**Material provided**
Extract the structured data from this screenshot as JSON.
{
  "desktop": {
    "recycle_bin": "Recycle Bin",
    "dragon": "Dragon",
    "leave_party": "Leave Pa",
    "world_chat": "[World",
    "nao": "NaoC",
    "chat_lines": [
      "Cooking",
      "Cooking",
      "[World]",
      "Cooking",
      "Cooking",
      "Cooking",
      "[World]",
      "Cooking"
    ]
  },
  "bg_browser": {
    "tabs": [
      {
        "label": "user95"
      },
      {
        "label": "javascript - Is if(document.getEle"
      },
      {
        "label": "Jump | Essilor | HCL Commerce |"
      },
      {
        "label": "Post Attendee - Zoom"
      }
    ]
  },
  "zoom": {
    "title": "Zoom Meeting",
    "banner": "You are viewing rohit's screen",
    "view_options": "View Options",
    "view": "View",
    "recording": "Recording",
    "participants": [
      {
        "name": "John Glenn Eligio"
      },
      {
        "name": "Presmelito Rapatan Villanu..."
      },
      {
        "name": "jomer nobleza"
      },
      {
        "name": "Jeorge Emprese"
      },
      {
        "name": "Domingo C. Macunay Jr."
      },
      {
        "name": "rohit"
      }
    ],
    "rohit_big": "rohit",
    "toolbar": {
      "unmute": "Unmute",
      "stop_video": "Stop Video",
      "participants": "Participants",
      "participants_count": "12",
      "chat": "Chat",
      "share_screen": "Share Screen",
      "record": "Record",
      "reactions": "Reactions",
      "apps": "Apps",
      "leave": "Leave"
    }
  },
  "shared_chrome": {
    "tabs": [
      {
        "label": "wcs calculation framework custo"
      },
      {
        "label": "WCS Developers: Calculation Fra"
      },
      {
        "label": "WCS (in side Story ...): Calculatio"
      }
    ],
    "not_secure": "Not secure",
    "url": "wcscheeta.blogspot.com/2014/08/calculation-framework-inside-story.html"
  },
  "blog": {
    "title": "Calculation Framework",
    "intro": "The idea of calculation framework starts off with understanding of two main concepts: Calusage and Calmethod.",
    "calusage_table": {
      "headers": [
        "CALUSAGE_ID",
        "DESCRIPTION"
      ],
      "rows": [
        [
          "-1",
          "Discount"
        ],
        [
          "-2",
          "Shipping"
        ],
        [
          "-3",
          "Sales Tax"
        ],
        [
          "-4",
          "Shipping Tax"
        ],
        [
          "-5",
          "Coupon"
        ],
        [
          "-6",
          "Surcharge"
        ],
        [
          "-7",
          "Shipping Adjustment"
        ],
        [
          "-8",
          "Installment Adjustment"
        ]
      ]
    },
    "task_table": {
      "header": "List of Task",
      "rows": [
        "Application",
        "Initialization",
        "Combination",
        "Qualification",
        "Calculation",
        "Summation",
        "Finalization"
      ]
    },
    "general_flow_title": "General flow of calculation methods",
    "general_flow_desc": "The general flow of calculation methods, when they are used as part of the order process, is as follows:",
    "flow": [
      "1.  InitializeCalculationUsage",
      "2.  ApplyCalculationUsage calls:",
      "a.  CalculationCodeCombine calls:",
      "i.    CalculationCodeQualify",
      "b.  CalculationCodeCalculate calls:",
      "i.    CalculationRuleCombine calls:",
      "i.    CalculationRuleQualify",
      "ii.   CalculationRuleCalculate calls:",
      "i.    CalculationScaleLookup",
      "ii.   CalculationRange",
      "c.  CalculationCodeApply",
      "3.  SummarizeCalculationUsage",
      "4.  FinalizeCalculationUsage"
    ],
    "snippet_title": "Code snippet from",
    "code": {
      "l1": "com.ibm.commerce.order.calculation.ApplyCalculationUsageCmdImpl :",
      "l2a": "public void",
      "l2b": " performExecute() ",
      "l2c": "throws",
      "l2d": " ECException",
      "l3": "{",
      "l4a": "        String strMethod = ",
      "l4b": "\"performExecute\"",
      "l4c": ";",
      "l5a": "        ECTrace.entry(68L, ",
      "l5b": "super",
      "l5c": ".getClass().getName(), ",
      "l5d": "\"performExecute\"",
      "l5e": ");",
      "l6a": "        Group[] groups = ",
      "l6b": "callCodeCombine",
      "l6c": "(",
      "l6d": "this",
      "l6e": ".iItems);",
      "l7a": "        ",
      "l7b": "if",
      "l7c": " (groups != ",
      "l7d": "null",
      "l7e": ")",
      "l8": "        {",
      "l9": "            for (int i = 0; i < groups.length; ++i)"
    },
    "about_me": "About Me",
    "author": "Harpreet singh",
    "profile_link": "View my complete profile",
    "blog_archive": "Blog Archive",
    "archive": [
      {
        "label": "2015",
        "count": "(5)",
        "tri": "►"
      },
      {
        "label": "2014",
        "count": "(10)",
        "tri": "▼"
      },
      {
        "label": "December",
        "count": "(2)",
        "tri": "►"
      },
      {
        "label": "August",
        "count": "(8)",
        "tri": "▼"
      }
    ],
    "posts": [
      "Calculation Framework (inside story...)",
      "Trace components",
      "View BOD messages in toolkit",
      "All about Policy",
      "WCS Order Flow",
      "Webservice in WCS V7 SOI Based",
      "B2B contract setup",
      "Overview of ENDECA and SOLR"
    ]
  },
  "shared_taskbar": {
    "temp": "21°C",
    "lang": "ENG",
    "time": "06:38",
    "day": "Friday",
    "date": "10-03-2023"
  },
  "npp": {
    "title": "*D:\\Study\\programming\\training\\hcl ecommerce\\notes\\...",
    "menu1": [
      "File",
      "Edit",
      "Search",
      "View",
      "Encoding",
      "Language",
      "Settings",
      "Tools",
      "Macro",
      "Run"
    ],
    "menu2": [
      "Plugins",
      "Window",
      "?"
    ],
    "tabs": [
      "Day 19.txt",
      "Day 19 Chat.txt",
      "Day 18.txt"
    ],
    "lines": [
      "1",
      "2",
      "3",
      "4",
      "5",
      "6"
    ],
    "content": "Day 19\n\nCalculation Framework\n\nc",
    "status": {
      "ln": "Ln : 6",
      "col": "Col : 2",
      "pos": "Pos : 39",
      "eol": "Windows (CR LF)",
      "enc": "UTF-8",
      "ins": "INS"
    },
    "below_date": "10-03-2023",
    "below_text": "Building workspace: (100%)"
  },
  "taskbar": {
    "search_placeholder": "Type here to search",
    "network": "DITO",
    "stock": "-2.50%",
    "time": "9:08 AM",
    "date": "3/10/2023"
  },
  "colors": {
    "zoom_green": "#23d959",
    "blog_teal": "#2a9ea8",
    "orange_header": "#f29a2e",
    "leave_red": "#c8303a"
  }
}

**Aim of the task**
List every line in the records above that contains the word "groups".

**Written answer**
      "l6a": "        Group[] groups = ",
      "l7c": " (groups != ",
      "l9": "            for (int i = 0; i < groups.length; ++i)"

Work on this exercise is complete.